Stored data entries
+++
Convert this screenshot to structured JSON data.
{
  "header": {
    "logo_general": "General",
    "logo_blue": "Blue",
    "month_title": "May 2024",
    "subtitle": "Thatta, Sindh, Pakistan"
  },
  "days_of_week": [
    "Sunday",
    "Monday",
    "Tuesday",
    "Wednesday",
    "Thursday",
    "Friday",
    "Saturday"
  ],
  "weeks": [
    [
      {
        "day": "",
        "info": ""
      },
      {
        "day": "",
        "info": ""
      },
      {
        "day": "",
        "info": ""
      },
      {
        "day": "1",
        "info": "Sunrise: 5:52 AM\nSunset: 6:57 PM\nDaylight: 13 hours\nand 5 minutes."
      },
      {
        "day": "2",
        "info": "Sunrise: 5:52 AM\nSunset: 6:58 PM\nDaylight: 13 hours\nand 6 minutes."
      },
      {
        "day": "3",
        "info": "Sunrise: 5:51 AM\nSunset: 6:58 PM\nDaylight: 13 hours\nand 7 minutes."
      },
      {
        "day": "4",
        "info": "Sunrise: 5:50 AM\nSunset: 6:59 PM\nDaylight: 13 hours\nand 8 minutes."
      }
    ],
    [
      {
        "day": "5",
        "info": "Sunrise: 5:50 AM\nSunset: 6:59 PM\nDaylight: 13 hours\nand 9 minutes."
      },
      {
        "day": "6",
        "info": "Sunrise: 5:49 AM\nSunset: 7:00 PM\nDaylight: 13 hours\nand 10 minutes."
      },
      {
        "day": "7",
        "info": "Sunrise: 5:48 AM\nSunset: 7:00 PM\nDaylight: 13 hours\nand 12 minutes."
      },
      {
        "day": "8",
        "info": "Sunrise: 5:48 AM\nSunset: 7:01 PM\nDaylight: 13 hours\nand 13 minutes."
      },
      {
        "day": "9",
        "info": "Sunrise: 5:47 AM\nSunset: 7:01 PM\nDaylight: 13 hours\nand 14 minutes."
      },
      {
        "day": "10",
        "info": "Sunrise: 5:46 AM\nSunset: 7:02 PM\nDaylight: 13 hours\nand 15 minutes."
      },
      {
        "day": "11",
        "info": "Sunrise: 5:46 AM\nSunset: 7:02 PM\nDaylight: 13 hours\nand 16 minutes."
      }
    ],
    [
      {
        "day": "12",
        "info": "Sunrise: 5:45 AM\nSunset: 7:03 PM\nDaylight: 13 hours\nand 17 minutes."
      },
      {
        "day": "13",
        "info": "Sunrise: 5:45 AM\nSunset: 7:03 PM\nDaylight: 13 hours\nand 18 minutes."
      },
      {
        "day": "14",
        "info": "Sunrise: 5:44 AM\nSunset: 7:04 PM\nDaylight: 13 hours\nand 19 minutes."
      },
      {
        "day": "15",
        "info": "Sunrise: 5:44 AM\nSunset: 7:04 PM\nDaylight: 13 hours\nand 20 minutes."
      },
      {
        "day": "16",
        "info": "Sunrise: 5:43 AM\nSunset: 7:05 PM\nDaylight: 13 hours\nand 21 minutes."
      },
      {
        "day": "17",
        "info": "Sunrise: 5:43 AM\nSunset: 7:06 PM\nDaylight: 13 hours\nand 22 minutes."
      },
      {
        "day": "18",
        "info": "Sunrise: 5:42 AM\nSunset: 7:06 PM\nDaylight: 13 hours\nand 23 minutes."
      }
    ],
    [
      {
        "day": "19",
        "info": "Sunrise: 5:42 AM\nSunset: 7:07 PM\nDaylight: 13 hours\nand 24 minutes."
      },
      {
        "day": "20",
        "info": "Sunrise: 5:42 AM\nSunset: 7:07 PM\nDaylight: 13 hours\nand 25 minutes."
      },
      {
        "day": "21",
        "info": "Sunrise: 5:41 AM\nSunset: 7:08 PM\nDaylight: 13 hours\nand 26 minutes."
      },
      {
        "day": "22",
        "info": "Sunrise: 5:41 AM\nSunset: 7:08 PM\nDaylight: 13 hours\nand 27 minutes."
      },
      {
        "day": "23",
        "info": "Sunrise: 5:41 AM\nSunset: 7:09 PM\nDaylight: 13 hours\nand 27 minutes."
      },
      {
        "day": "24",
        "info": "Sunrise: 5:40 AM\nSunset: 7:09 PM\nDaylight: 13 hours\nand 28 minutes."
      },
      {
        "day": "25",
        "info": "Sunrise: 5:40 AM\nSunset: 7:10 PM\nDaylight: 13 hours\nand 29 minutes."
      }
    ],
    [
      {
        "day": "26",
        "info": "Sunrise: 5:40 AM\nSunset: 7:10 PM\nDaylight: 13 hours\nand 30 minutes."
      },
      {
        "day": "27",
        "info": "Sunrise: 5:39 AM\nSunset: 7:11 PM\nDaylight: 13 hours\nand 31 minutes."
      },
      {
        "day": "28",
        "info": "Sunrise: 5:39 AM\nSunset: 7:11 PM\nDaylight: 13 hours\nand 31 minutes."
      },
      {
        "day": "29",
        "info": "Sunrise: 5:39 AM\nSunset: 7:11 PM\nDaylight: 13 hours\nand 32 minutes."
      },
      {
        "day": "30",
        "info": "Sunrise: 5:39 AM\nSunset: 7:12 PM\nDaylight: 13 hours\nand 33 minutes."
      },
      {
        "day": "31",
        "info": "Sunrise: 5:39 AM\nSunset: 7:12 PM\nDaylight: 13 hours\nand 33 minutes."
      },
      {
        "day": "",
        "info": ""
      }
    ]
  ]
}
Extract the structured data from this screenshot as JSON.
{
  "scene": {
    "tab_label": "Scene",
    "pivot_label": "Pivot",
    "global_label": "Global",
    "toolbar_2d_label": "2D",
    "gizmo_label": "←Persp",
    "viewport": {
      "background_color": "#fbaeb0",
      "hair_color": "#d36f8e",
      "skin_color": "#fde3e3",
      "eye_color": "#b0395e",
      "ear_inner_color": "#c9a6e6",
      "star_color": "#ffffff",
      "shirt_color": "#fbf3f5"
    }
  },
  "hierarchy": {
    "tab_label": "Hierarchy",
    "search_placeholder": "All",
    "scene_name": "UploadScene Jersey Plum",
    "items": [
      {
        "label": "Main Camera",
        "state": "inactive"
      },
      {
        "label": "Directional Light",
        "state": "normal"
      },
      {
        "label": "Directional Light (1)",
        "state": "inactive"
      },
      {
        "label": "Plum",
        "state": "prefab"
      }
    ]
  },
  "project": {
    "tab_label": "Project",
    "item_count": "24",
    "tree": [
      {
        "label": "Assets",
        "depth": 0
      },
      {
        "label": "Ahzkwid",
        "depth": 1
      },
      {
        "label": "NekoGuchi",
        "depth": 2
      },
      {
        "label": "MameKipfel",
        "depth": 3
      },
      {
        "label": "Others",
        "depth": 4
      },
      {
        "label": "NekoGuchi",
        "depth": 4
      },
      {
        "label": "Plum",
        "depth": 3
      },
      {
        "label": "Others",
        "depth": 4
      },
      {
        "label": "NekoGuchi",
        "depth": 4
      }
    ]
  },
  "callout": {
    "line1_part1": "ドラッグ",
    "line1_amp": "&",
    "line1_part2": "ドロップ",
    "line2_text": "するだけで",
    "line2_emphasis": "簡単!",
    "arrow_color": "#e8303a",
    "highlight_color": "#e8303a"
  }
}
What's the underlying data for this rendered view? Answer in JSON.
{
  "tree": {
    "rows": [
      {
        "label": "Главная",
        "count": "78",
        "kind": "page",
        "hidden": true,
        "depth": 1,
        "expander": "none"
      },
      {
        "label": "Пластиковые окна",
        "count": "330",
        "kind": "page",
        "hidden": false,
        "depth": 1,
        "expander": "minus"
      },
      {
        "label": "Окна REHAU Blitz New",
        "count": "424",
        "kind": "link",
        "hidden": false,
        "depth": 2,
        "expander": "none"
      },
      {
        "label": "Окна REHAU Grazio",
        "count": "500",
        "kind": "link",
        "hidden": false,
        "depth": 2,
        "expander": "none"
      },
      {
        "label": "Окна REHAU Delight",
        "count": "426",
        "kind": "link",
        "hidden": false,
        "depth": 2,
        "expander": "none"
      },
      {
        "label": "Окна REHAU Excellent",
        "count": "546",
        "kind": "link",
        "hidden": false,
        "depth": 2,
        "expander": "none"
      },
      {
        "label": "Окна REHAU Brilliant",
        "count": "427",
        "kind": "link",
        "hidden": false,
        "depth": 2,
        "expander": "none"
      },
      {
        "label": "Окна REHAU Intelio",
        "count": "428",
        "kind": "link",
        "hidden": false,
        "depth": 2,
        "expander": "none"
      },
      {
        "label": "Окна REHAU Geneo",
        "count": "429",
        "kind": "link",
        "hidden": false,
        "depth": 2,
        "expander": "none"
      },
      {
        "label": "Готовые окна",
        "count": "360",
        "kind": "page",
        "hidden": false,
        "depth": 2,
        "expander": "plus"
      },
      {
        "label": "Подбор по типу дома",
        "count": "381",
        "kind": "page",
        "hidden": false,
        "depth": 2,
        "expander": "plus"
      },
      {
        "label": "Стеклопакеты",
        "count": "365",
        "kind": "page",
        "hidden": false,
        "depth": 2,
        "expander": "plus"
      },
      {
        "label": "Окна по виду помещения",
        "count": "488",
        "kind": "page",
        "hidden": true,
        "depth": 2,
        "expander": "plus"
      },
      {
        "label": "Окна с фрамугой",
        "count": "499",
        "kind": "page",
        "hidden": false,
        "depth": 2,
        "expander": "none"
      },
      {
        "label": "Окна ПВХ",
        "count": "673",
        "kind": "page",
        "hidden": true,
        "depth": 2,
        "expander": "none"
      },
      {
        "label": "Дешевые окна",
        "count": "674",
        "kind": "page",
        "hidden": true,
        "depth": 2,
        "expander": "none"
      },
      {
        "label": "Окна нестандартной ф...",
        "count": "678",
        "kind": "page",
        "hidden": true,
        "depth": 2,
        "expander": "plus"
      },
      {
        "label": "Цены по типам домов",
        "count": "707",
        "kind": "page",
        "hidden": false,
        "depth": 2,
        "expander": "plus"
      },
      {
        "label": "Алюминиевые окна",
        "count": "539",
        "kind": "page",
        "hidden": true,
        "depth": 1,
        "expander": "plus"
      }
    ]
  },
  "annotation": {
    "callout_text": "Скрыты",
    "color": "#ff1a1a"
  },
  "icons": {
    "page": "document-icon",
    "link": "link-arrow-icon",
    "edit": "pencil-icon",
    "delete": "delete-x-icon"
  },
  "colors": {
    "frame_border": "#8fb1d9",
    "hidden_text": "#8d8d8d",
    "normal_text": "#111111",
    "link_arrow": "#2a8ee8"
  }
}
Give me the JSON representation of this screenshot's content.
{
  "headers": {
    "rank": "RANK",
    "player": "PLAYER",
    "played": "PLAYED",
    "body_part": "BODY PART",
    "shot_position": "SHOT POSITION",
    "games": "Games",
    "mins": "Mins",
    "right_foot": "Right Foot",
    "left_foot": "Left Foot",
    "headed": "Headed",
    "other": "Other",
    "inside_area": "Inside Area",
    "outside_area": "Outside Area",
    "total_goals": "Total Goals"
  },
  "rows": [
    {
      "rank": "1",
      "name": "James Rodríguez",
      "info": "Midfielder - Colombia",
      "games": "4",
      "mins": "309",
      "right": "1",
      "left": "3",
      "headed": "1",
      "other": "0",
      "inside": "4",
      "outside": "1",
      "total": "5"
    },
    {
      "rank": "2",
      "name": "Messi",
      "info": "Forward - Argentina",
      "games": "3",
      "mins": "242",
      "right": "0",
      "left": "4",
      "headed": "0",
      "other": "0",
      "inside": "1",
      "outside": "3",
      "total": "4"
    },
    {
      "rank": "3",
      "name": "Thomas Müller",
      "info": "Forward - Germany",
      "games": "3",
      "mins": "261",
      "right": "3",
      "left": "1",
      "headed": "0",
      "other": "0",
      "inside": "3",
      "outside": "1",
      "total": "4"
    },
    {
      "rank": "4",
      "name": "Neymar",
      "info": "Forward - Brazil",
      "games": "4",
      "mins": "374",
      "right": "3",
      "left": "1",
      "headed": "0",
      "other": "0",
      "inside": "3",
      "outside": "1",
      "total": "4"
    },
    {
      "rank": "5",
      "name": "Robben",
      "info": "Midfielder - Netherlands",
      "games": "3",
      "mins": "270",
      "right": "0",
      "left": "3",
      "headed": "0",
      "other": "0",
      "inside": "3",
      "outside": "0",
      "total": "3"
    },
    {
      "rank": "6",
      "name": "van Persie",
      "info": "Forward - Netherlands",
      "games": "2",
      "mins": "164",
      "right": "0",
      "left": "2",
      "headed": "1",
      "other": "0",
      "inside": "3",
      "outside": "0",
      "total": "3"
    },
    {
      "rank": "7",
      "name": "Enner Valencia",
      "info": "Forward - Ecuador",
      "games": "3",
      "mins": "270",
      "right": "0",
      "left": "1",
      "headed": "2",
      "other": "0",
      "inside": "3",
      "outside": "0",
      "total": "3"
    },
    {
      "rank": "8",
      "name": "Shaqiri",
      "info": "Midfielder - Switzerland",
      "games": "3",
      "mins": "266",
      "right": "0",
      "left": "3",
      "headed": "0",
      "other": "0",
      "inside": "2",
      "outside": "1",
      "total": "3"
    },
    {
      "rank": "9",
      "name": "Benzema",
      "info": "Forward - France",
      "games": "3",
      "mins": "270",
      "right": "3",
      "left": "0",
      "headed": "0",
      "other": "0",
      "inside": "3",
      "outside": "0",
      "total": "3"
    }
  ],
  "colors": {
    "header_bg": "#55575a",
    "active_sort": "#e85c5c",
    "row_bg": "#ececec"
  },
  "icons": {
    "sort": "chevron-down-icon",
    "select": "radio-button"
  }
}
+++
▶ _Directions for this task_
Give only the number of lines in the records that contain the string "Midfielder".

▶ _Exercise output_
3